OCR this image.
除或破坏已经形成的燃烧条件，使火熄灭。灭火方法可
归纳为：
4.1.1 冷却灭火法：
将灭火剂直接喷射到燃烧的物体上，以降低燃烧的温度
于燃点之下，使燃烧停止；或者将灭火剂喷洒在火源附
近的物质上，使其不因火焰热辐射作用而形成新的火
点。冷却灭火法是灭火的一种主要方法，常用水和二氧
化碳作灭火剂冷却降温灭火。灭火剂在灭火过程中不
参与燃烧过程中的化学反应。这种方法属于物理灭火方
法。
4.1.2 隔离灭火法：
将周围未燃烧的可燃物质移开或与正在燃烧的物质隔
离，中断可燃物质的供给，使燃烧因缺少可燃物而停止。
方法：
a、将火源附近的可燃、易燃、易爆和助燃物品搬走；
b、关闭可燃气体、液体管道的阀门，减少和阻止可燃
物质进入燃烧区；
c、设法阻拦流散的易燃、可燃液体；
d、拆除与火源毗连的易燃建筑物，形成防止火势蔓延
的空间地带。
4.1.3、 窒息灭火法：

———

» **EXERCISE DIRECTIONS**: All of the data shown above must be copied exactly.

» **FINAL RESULT**:
OCR this image.
除或破坏已经形成的燃烧条件，使火熄灭。灭火方法可
归纳为：
4.1.1 冷却灭火法：
将灭火剂直接喷射到燃烧的物体上，以降低燃烧的温度
于燃点之下，使燃烧停止；或者将灭火剂喷洒在火源附
近的物质上，使其不因火焰热辐射作用而形成新的火
点。冷却灭火法是灭火的一种主要方法，常用水和二氧
化碳作灭火剂冷却降温灭火。灭火剂在灭火过程中不
参与燃烧过程中的化学反应。这种方法属于物理灭火方
法。
4.1.2 隔离灭火法：
将周围未燃烧的可燃物质移开或与正在燃烧的物质隔
离，中断可燃物质的供给，使燃烧因缺少可燃物而停止。
方法：
a、将火源附近的可燃、易燃、易爆和助燃物品搬走；
b、关闭可燃气体、液体管道的阀门，减少和阻止可燃
物质进入燃烧区；
c、设法阻拦流散的易燃、可燃液体；
d、拆除与火源毗连的易燃建筑物，形成防止火势蔓延
的空间地带。
4.1.3、 窒息灭火法：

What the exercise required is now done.